◆ PROMPT ◆
Omit the pictures, please, and give each record below again exactly.

◆ TASK DATA ◆
_ _ _ _ _
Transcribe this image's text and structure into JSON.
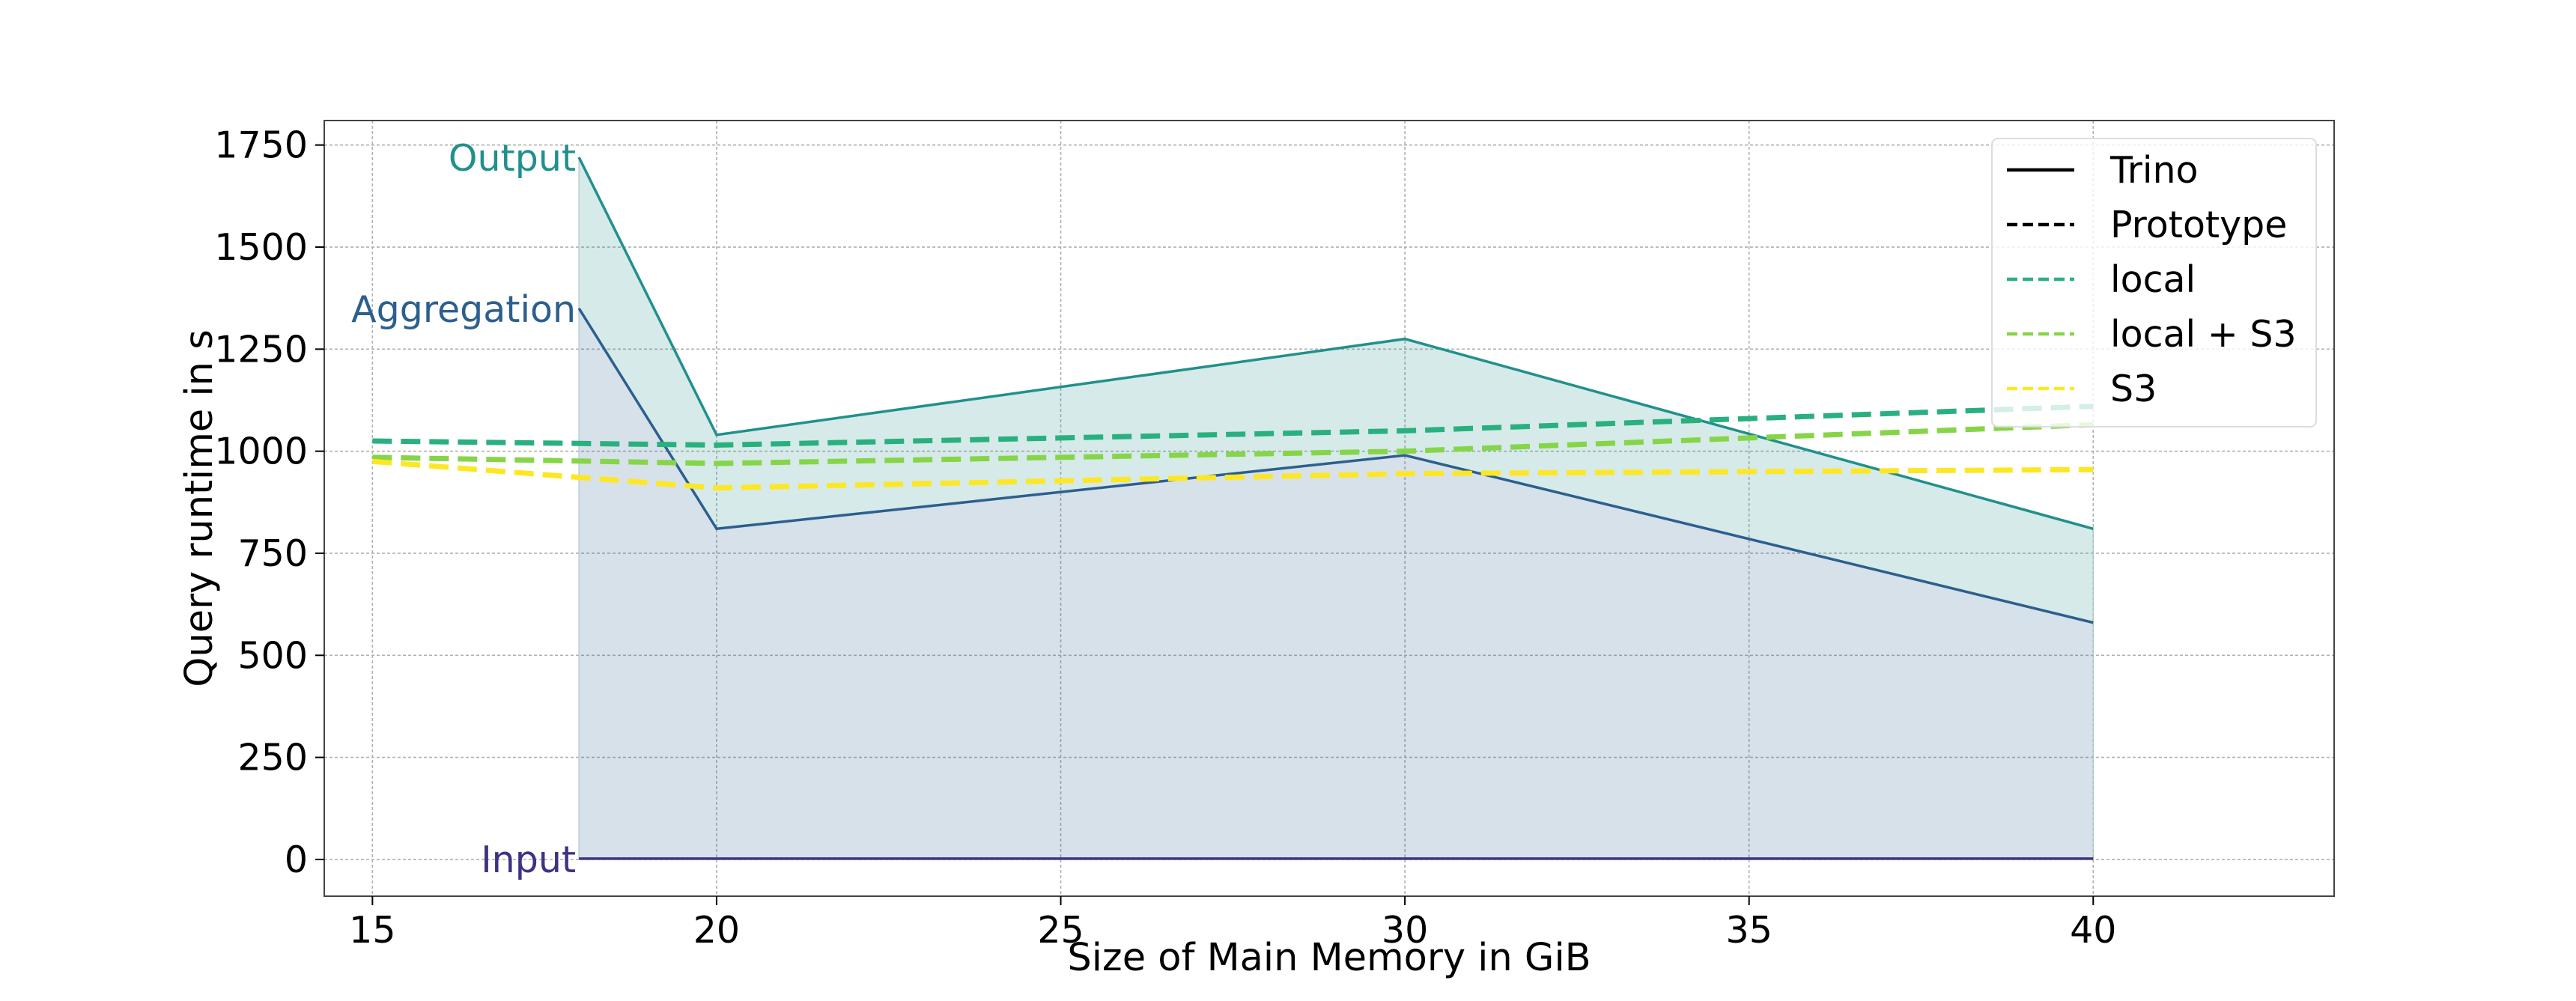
{
  "chart_data": {
    "type": "area",
    "title": "",
    "xlabel": "Size of Main Memory in GiB",
    "ylabel": "Query runtime in s",
    "xlim": [
      14.3,
      43.5
    ],
    "ylim": [
      -90,
      1810
    ],
    "xticks": [
      15,
      20,
      25,
      30,
      35,
      40
    ],
    "yticks": [
      0,
      250,
      500,
      750,
      1000,
      1250,
      1500,
      1750
    ],
    "grid": true,
    "legend_position": "top-right",
    "legend": [
      {
        "label": "Trino",
        "style": "solid",
        "color": "#000000"
      },
      {
        "label": "Prototype",
        "style": "dashed",
        "color": "#000000"
      },
      {
        "label": "local",
        "style": "dashed",
        "color": "#2ab07f"
      },
      {
        "label": "local + S3",
        "style": "dashed",
        "color": "#86d549"
      },
      {
        "label": "S3",
        "style": "dashed",
        "color": "#fde725"
      }
    ],
    "stacked": {
      "name": "Trino",
      "x": [
        18,
        20,
        30,
        40
      ],
      "layers": [
        {
          "name": "Input",
          "values": [
            2,
            2,
            2,
            2
          ],
          "line_color": "#3b3483",
          "fill_color": "#3b3483",
          "fill_opacity": 0.0
        },
        {
          "name": "Aggregation",
          "values": [
            1350,
            810,
            990,
            580
          ],
          "line_color": "#2c5f8e",
          "fill_color": "#2c5f8e",
          "fill_opacity": 0.19
        },
        {
          "name": "Output",
          "values": [
            1720,
            1040,
            1275,
            810
          ],
          "line_color": "#21908c",
          "fill_color": "#21908c",
          "fill_opacity": 0.19
        }
      ]
    },
    "series": [
      {
        "name": "local",
        "color": "#2ab07f",
        "x": [
          15,
          20,
          30,
          40
        ],
        "values": [
          1025,
          1015,
          1050,
          1110
        ]
      },
      {
        "name": "local + S3",
        "color": "#86d549",
        "x": [
          15,
          20,
          30,
          40
        ],
        "values": [
          985,
          970,
          1000,
          1065
        ]
      },
      {
        "name": "S3",
        "color": "#fde725",
        "x": [
          15,
          20,
          30,
          40
        ],
        "values": [
          975,
          910,
          945,
          955
        ]
      }
    ]
  }
}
_ _ _ _ _
◆ FINISHED ANSWER ◆
Transcribe this image's text and structure into JSON.
{
  "chart_data": {
    "type": "area",
    "title": "",
    "xlabel": "Size of Main Memory in GiB",
    "ylabel": "Query runtime in s",
    "xlim": [
      14.3,
      43.5
    ],
    "ylim": [
      -90,
      1810
    ],
    "xticks": [
      15,
      20,
      25,
      30,
      35,
      40
    ],
    "yticks": [
      0,
      250,
      500,
      750,
      1000,
      1250,
      1500,
      1750
    ],
    "grid": true,
    "legend_position": "top-right",
    "legend": [
      {
        "label": "Trino",
        "style": "solid",
        "color": "#000000"
      },
      {
        "label": "Prototype",
        "style": "dashed",
        "color": "#000000"
      },
      {
        "label": "local",
        "style": "dashed",
        "color": "#2ab07f"
      },
      {
        "label": "local + S3",
        "style": "dashed",
        "color": "#86d549"
      },
      {
        "label": "S3",
        "style": "dashed",
        "color": "#fde725"
      }
    ],
    "stacked": {
      "name": "Trino",
      "x": [
        18,
        20,
        30,
        40
      ],
      "layers": [
        {
          "name": "Input",
          "values": [
            2,
            2,
            2,
            2
          ],
          "line_color": "#3b3483",
          "fill_color": "#3b3483",
          "fill_opacity": 0.0
        },
        {
          "name": "Aggregation",
          "values": [
            1350,
            810,
            990,
            580
          ],
          "line_color": "#2c5f8e",
          "fill_color": "#2c5f8e",
          "fill_opacity": 0.19
        },
        {
          "name": "Output",
          "values": [
            1720,
            1040,
            1275,
            810
          ],
          "line_color": "#21908c",
          "fill_color": "#21908c",
          "fill_opacity": 0.19
        }
      ]
    },
    "series": [
      {
        "name": "local",
        "color": "#2ab07f",
        "x": [
          15,
          20,
          30,
          40
        ],
        "values": [
          1025,
          1015,
          1050,
          1110
        ]
      },
      {
        "name": "local + S3",
        "color": "#86d549",
        "x": [
          15,
          20,
          30,
          40
        ],
        "values": [
          985,
          970,
          1000,
          1065
        ]
      },
      {
        "name": "S3",
        "color": "#fde725",
        "x": [
          15,
          20,
          30,
          40
        ],
        "values": [
          975,
          910,
          945,
          955
        ]
      }
    ]
  }
}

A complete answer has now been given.